→ **Problem to solve**
Below are the records; collect from them each line containing the string "также".

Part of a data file
_ _ _ _ _

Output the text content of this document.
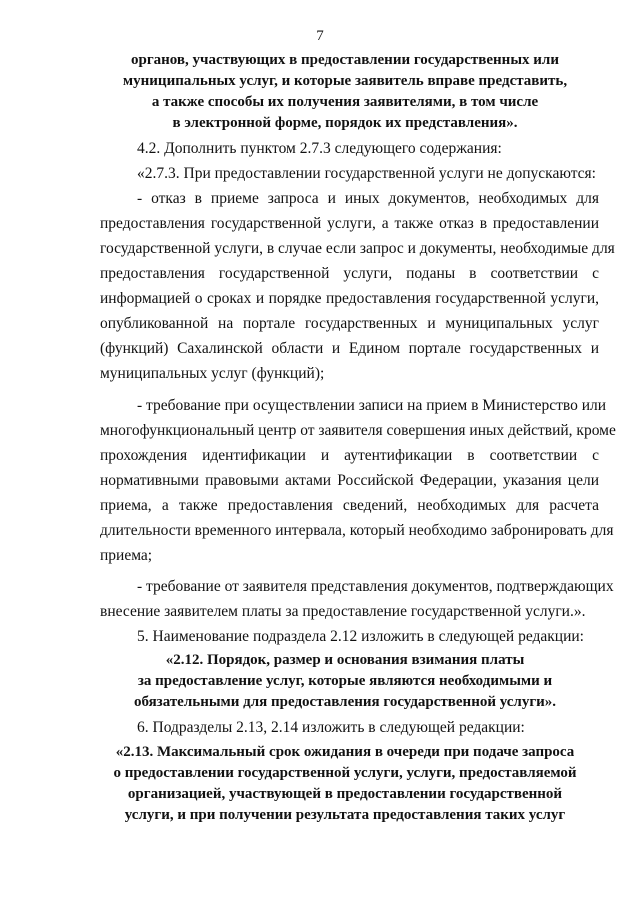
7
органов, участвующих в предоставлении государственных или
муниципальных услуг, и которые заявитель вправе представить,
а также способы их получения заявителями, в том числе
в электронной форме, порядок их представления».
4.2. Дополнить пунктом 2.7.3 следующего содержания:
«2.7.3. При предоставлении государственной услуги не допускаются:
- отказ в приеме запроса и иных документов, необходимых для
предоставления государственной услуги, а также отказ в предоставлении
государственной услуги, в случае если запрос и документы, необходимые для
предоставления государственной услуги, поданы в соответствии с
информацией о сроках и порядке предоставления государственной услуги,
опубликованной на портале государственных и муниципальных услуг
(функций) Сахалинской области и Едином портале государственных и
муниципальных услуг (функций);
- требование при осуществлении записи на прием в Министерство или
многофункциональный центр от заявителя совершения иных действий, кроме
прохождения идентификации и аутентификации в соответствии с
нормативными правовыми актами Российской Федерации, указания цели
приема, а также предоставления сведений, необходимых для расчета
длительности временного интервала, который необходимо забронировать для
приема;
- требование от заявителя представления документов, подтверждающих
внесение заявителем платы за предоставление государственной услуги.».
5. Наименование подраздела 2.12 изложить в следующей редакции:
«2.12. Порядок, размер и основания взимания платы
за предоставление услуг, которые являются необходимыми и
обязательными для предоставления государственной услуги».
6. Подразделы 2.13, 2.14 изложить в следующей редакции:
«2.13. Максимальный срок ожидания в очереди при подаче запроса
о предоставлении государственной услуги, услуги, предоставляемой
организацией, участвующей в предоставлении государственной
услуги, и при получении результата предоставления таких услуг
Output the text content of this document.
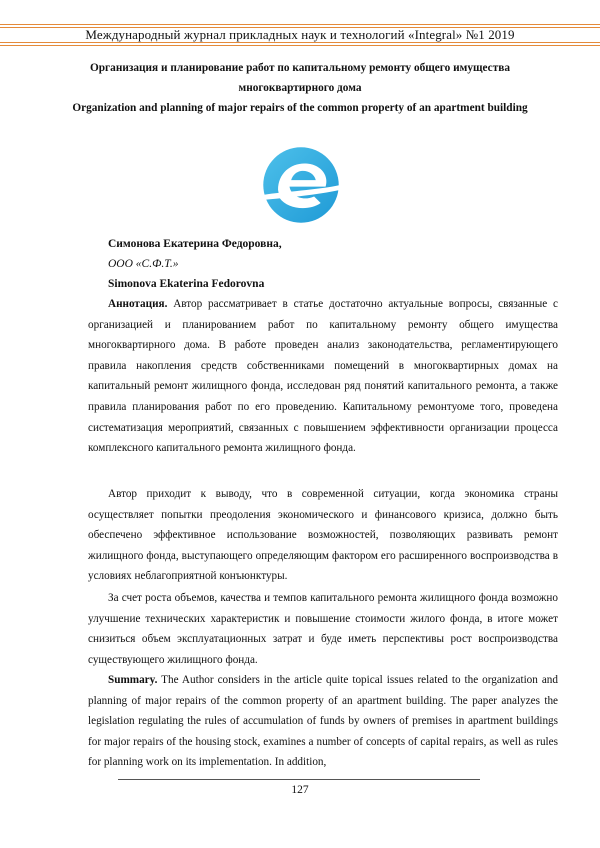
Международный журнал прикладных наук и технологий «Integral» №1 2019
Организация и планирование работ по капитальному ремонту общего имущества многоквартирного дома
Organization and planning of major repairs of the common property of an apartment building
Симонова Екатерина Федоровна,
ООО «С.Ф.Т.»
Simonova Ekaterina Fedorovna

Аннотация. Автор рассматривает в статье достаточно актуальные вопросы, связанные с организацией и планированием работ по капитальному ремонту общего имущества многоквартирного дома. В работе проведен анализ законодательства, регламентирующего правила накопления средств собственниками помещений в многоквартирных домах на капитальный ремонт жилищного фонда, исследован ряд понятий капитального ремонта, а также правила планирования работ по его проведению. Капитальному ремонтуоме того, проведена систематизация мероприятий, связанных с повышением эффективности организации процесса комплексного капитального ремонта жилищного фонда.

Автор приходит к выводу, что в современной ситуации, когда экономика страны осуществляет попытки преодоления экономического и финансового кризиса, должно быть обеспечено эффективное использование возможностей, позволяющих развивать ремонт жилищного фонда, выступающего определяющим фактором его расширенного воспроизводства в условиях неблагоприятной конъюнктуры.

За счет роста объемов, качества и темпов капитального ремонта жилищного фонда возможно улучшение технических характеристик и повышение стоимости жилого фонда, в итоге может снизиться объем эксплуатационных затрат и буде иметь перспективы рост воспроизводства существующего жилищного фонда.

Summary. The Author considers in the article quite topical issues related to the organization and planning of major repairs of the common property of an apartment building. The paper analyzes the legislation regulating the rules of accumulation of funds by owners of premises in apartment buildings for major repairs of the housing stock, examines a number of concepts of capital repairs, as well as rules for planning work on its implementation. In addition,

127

_ _ _ _ _

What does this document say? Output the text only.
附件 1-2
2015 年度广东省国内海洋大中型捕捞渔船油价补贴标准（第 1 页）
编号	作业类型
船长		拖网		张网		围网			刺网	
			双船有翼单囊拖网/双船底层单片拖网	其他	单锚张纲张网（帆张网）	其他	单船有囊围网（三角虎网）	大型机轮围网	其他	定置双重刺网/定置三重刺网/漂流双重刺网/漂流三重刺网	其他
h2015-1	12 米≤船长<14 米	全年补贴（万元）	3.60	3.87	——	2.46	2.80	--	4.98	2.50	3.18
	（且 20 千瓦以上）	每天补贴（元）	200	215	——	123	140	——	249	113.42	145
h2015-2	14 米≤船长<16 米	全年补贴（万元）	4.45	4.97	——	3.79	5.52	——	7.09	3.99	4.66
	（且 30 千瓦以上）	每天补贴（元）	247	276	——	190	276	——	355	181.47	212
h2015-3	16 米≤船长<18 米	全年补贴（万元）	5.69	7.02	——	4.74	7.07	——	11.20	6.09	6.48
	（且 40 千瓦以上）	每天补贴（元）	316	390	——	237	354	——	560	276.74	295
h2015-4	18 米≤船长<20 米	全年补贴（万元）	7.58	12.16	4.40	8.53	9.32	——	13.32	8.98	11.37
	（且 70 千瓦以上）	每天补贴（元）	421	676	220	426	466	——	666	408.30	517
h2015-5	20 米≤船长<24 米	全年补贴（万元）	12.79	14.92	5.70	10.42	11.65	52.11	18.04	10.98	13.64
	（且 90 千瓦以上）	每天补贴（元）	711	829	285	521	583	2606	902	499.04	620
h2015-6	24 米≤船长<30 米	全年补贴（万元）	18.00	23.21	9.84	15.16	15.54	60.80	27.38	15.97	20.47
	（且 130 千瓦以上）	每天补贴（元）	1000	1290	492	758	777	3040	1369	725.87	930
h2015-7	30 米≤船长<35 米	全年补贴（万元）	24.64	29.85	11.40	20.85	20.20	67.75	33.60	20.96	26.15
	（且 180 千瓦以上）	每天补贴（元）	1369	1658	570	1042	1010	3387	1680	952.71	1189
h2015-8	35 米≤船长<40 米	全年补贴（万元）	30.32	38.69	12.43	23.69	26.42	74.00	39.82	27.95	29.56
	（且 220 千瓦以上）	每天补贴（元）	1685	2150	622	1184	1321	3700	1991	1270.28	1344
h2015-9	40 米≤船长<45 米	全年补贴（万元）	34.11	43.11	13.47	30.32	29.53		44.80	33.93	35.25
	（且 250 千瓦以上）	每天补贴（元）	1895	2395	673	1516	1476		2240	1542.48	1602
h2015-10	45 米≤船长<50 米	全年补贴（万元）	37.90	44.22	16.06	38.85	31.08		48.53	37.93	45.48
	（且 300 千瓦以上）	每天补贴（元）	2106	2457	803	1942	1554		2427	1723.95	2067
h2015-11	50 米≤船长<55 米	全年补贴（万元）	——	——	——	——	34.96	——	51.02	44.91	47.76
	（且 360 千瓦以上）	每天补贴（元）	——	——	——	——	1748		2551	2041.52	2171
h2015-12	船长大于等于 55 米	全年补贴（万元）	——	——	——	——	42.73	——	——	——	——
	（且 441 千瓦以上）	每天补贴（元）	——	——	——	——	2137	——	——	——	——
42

_ _ _ _ _

→ **Solved problem**
а также способы их получения заявителями, в том числе
предоставления государственной услуги, а также отказ в предоставлении
приема, а также предоставления сведений, необходимых для расчета
Аннотация. Автор рассматривает в статье достаточно актуальные вопросы, связанные с организацией и планированием работ по капитальному ремонту общего имущества многоквартирного дома. В работе проведен анализ законодательства, регламентирующего правила накопления средств собственниками помещений в многоквартирных домах на капитальный ремонт жилищного фонда, исследован ряд понятий капитального ремонта, а также правила планирования работ по его проведению. Капитальному ремонтуоме того, проведена систематизация мероприятий, связанных с повышением эффективности организации процесса комплексного капитального ремонта жилищного фонда.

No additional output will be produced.